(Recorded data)
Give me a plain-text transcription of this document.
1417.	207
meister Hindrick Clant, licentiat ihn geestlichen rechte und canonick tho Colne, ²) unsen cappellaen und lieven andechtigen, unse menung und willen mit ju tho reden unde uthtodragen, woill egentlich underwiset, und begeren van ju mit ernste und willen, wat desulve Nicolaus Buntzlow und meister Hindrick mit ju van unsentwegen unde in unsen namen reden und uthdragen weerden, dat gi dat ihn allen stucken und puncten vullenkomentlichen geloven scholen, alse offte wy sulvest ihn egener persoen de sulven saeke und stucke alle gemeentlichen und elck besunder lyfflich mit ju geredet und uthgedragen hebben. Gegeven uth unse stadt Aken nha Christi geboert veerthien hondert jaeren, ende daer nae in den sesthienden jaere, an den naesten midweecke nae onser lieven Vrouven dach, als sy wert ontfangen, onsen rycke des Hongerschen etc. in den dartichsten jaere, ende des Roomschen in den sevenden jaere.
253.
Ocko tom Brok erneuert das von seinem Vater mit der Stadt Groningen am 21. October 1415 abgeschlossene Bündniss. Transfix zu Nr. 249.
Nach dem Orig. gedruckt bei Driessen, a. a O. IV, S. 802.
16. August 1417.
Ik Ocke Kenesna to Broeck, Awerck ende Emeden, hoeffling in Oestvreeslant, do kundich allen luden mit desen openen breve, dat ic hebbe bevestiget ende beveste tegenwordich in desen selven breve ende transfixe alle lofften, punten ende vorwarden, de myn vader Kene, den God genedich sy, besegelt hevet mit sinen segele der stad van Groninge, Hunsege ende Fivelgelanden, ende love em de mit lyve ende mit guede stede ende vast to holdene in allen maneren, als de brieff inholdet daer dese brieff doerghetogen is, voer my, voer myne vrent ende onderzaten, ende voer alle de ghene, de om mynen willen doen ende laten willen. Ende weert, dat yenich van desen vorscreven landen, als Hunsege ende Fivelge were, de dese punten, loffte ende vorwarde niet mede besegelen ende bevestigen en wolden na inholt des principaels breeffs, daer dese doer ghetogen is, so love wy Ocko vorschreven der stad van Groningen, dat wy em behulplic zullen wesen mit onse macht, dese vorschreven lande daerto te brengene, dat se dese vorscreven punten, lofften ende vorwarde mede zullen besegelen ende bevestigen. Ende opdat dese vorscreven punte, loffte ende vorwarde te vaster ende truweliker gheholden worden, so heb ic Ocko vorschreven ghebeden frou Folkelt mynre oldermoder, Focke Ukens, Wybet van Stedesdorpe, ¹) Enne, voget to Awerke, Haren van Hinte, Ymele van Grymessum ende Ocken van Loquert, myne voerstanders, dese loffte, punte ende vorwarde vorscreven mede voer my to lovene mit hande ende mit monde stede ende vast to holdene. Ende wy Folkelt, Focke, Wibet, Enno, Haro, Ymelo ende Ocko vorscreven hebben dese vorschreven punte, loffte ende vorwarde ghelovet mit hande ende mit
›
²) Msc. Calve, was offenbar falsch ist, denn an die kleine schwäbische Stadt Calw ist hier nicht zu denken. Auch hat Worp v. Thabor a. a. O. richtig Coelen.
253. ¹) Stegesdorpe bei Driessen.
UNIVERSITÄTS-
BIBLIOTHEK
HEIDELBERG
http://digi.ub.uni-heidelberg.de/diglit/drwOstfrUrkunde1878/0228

---

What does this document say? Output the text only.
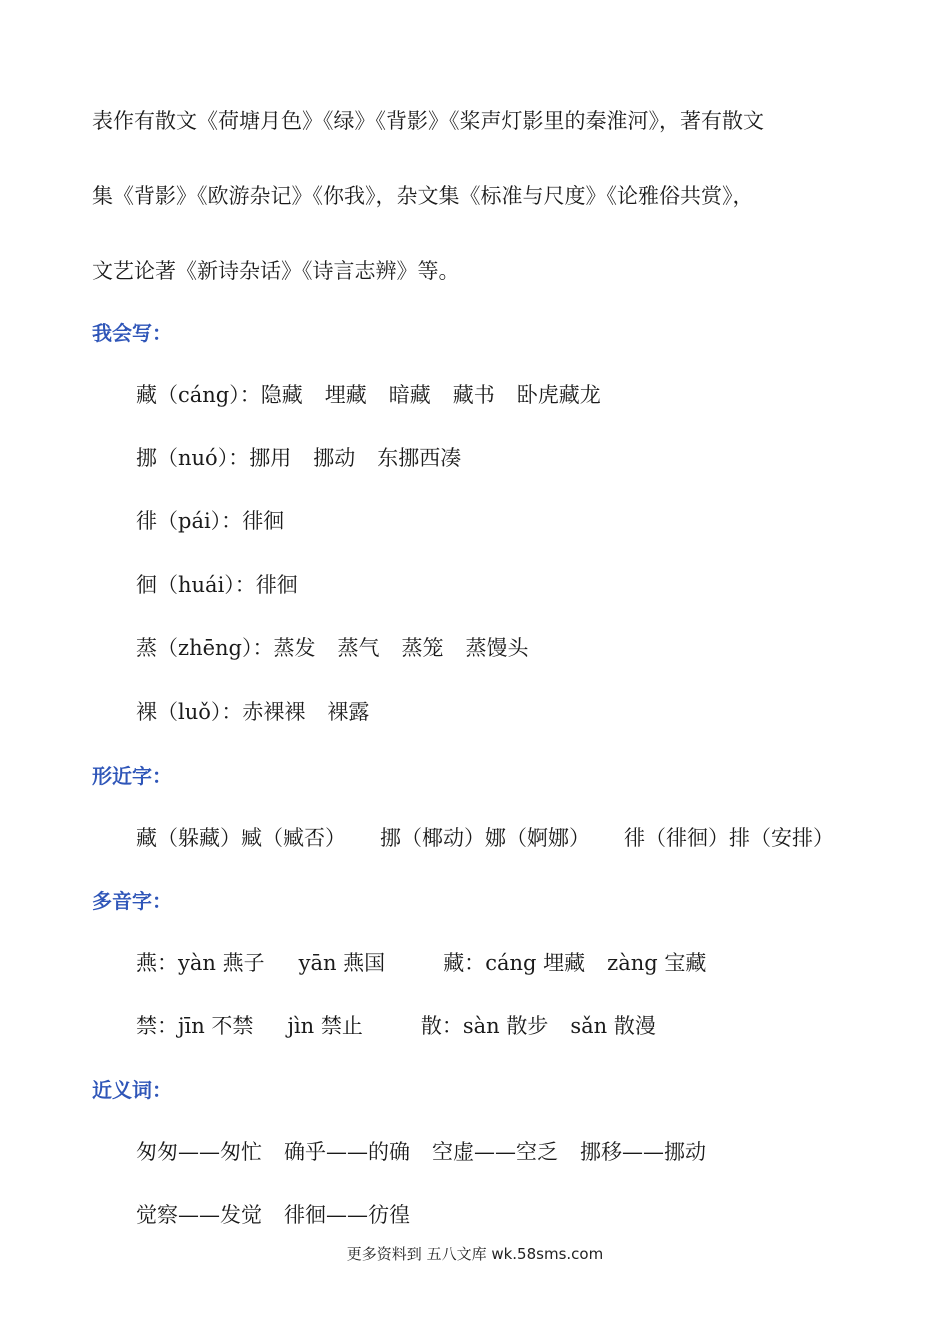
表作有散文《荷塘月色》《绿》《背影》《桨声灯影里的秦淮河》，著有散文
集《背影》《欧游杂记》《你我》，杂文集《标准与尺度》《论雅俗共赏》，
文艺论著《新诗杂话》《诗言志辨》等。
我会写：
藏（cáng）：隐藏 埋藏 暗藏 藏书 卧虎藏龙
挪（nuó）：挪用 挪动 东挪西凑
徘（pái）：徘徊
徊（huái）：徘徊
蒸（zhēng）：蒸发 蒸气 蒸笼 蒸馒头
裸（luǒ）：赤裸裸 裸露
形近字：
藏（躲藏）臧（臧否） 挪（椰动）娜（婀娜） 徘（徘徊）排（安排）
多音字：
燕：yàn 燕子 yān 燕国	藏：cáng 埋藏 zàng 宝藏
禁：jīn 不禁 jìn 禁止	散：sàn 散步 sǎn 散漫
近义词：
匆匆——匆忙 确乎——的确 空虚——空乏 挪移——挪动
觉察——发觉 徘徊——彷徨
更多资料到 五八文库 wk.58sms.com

* * *

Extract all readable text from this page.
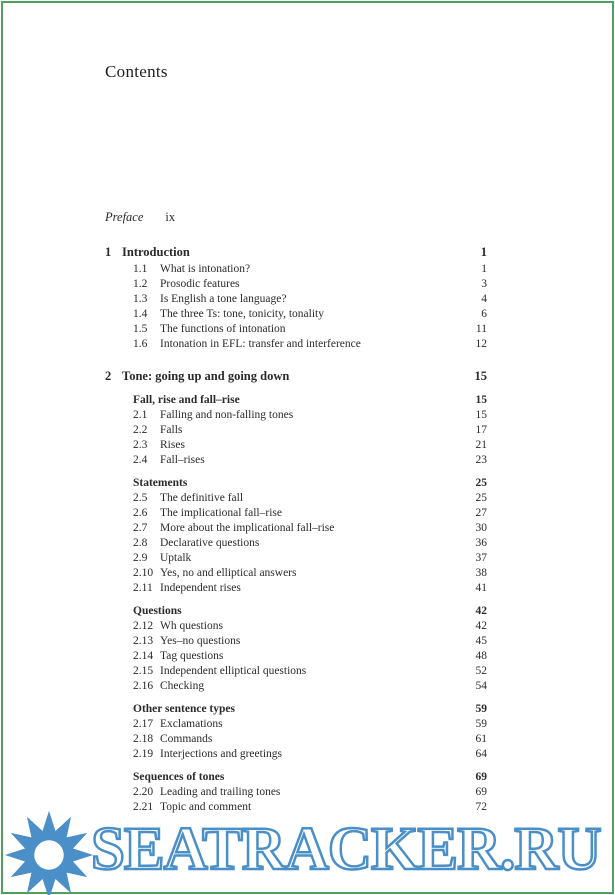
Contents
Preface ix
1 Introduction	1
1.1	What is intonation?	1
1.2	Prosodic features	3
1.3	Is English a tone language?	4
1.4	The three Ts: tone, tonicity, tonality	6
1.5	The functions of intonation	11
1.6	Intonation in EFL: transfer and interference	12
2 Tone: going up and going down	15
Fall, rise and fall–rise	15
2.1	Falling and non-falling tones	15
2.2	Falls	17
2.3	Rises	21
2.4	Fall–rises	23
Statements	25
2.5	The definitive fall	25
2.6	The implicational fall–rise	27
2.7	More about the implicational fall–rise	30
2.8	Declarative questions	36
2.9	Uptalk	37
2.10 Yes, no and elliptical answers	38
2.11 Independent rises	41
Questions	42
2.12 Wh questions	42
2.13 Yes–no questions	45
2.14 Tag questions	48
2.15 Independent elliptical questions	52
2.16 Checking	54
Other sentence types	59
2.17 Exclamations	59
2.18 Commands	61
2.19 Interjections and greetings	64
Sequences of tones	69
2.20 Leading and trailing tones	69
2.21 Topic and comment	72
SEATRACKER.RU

## EXERCISE TASK
Return the lines of the records that include the string "implicational".

## ANSWER TO THE TASK
2.6	The implicational fall–rise	27
2.7	More about the implicational fall–rise	30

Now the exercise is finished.